* begin Data excerpts *
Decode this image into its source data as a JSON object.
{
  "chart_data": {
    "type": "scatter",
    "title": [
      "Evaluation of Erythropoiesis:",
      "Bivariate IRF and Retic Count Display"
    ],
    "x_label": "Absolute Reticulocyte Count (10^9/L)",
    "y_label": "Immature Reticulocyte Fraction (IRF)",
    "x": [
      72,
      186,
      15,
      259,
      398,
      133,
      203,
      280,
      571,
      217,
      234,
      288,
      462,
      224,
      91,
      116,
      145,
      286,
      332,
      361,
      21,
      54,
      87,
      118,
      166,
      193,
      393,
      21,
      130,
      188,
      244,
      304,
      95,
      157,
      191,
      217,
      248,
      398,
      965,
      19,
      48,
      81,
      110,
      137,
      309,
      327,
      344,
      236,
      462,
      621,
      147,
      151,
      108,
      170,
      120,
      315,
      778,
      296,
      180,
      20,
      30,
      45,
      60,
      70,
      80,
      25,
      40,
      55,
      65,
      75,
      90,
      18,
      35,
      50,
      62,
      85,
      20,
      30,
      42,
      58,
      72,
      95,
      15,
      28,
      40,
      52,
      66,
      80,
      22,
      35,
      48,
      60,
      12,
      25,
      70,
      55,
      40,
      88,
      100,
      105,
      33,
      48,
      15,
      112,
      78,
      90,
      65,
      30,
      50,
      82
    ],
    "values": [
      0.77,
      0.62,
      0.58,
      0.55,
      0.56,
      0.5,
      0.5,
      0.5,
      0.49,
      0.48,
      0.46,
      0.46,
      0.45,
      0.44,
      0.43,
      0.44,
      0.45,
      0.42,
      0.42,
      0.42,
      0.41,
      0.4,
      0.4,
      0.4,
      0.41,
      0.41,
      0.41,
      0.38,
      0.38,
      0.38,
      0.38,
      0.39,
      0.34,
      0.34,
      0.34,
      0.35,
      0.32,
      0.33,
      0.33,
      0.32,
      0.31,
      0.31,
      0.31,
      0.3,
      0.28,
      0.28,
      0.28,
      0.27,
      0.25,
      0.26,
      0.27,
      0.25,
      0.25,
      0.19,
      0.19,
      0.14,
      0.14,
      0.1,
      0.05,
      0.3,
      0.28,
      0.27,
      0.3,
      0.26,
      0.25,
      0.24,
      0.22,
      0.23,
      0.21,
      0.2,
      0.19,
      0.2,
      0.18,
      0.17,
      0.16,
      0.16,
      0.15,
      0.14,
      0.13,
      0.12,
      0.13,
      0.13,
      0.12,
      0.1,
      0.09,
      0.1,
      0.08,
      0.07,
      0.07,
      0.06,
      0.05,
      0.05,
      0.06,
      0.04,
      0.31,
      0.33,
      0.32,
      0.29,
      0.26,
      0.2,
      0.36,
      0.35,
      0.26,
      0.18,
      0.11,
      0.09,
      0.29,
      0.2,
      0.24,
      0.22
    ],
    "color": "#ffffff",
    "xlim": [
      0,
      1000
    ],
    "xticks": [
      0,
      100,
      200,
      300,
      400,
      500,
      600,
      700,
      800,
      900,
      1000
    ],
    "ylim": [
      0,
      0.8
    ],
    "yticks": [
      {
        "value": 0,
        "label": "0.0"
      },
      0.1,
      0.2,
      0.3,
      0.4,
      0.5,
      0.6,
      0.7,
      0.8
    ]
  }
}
* end Data excerpts *
→ Short exercise
Print the records above exactly as they appear.

→ Output for this exercise
Decode this image into its source data as a JSON object.
{
  "chart_data": {
    "type": "scatter",
    "title": [
      "Evaluation of Erythropoiesis:",
      "Bivariate IRF and Retic Count Display"
    ],
    "x_label": "Absolute Reticulocyte Count (10^9/L)",
    "y_label": "Immature Reticulocyte Fraction (IRF)",
    "x": [
      72,
      186,
      15,
      259,
      398,
      133,
      203,
      280,
      571,
      217,
      234,
      288,
      462,
      224,
      91,
      116,
      145,
      286,
      332,
      361,
      21,
      54,
      87,
      118,
      166,
      193,
      393,
      21,
      130,
      188,
      244,
      304,
      95,
      157,
      191,
      217,
      248,
      398,
      965,
      19,
      48,
      81,
      110,
      137,
      309,
      327,
      344,
      236,
      462,
      621,
      147,
      151,
      108,
      170,
      120,
      315,
      778,
      296,
      180,
      20,
      30,
      45,
      60,
      70,
      80,
      25,
      40,
      55,
      65,
      75,
      90,
      18,
      35,
      50,
      62,
      85,
      20,
      30,
      42,
      58,
      72,
      95,
      15,
      28,
      40,
      52,
      66,
      80,
      22,
      35,
      48,
      60,
      12,
      25,
      70,
      55,
      40,
      88,
      100,
      105,
      33,
      48,
      15,
      112,
      78,
      90,
      65,
      30,
      50,
      82
    ],
    "values": [
      0.77,
      0.62,
      0.58,
      0.55,
      0.56,
      0.5,
      0.5,
      0.5,
      0.49,
      0.48,
      0.46,
      0.46,
      0.45,
      0.44,
      0.43,
      0.44,
      0.45,
      0.42,
      0.42,
      0.42,
      0.41,
      0.4,
      0.4,
      0.4,
      0.41,
      0.41,
      0.41,
      0.38,
      0.38,
      0.38,
      0.38,
      0.39,
      0.34,
      0.34,
      0.34,
      0.35,
      0.32,
      0.33,
      0.33,
      0.32,
      0.31,
      0.31,
      0.31,
      0.3,
      0.28,
      0.28,
      0.28,
      0.27,
      0.25,
      0.26,
      0.27,
      0.25,
      0.25,
      0.19,
      0.19,
      0.14,
      0.14,
      0.1,
      0.05,
      0.3,
      0.28,
      0.27,
      0.3,
      0.26,
      0.25,
      0.24,
      0.22,
      0.23,
      0.21,
      0.2,
      0.19,
      0.2,
      0.18,
      0.17,
      0.16,
      0.16,
      0.15,
      0.14,
      0.13,
      0.12,
      0.13,
      0.13,
      0.12,
      0.1,
      0.09,
      0.1,
      0.08,
      0.07,
      0.07,
      0.06,
      0.05,
      0.05,
      0.06,
      0.04,
      0.31,
      0.33,
      0.32,
      0.29,
      0.26,
      0.2,
      0.36,
      0.35,
      0.26,
      0.18,
      0.11,
      0.09,
      0.29,
      0.2,
      0.24,
      0.22
    ],
    "color": "#ffffff",
    "xlim": [
      0,
      1000
    ],
    "xticks": [
      0,
      100,
      200,
      300,
      400,
      500,
      600,
      700,
      800,
      900,
      1000
    ],
    "ylim": [
      0,
      0.8
    ],
    "yticks": [
      {
        "value": 0,
        "label": "0.0"
      },
      0.1,
      0.2,
      0.3,
      0.4,
      0.5,
      0.6,
      0.7,
      0.8
    ]
  }
}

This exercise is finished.